What is asked: Each line that follows is to be retyped exactly.

Given records:
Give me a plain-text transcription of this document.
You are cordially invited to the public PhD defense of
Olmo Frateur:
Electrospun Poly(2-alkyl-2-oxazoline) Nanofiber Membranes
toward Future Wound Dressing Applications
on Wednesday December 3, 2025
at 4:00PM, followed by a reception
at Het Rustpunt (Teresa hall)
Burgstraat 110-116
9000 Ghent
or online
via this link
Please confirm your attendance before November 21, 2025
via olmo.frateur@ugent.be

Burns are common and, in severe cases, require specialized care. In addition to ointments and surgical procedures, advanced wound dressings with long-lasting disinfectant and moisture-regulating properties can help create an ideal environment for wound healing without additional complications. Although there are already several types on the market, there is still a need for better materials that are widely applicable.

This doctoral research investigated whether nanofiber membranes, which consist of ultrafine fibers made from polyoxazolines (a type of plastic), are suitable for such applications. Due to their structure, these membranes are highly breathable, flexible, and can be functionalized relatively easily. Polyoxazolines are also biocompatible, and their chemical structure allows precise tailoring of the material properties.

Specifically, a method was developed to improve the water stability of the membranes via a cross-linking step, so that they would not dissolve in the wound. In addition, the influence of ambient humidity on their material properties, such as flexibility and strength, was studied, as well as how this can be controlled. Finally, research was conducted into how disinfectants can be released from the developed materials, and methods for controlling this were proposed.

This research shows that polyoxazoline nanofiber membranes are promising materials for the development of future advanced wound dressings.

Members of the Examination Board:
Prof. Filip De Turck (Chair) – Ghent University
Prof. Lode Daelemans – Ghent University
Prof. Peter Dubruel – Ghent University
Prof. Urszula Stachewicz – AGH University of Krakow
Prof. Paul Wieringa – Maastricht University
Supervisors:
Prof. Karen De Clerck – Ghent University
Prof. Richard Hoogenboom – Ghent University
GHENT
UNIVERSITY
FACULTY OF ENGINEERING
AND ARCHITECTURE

Response to the task:
Give me a plain-text transcription of this document.
You are cordially invited to the public PhD defense of
Olmo Frateur:
Electrospun Poly(2-alkyl-2-oxazoline) Nanofiber Membranes
toward Future Wound Dressing Applications
on Wednesday December 3, 2025
at 4:00PM, followed by a reception
at Het Rustpunt (Teresa hall)
Burgstraat 110-116
9000 Ghent
or online
via this link
Please confirm your attendance before November 21, 2025
via olmo.frateur@ugent.be

Burns are common and, in severe cases, require specialized care. In addition to ointments and surgical procedures, advanced wound dressings with long-lasting disinfectant and moisture-regulating properties can help create an ideal environment for wound healing without additional complications. Although there are already several types on the market, there is still a need for better materials that are widely applicable.

This doctoral research investigated whether nanofiber membranes, which consist of ultrafine fibers made from polyoxazolines (a type of plastic), are suitable for such applications. Due to their structure, these membranes are highly breathable, flexible, and can be functionalized relatively easily. Polyoxazolines are also biocompatible, and their chemical structure allows precise tailoring of the material properties.

Specifically, a method was developed to improve the water stability of the membranes via a cross-linking step, so that they would not dissolve in the wound. In addition, the influence of ambient humidity on their material properties, such as flexibility and strength, was studied, as well as how this can be controlled. Finally, research was conducted into how disinfectants can be released from the developed materials, and methods for controlling this were proposed.

This research shows that polyoxazoline nanofiber membranes are promising materials for the development of future advanced wound dressings.

Members of the Examination Board:
Prof. Filip De Turck (Chair) – Ghent University
Prof. Lode Daelemans – Ghent University
Prof. Peter Dubruel – Ghent University
Prof. Urszula Stachewicz – AGH University of Krakow
Prof. Paul Wieringa – Maastricht University
Supervisors:
Prof. Karen De Clerck – Ghent University
Prof. Richard Hoogenboom – Ghent University
GHENT
UNIVERSITY
FACULTY OF ENGINEERING
AND ARCHITECTURE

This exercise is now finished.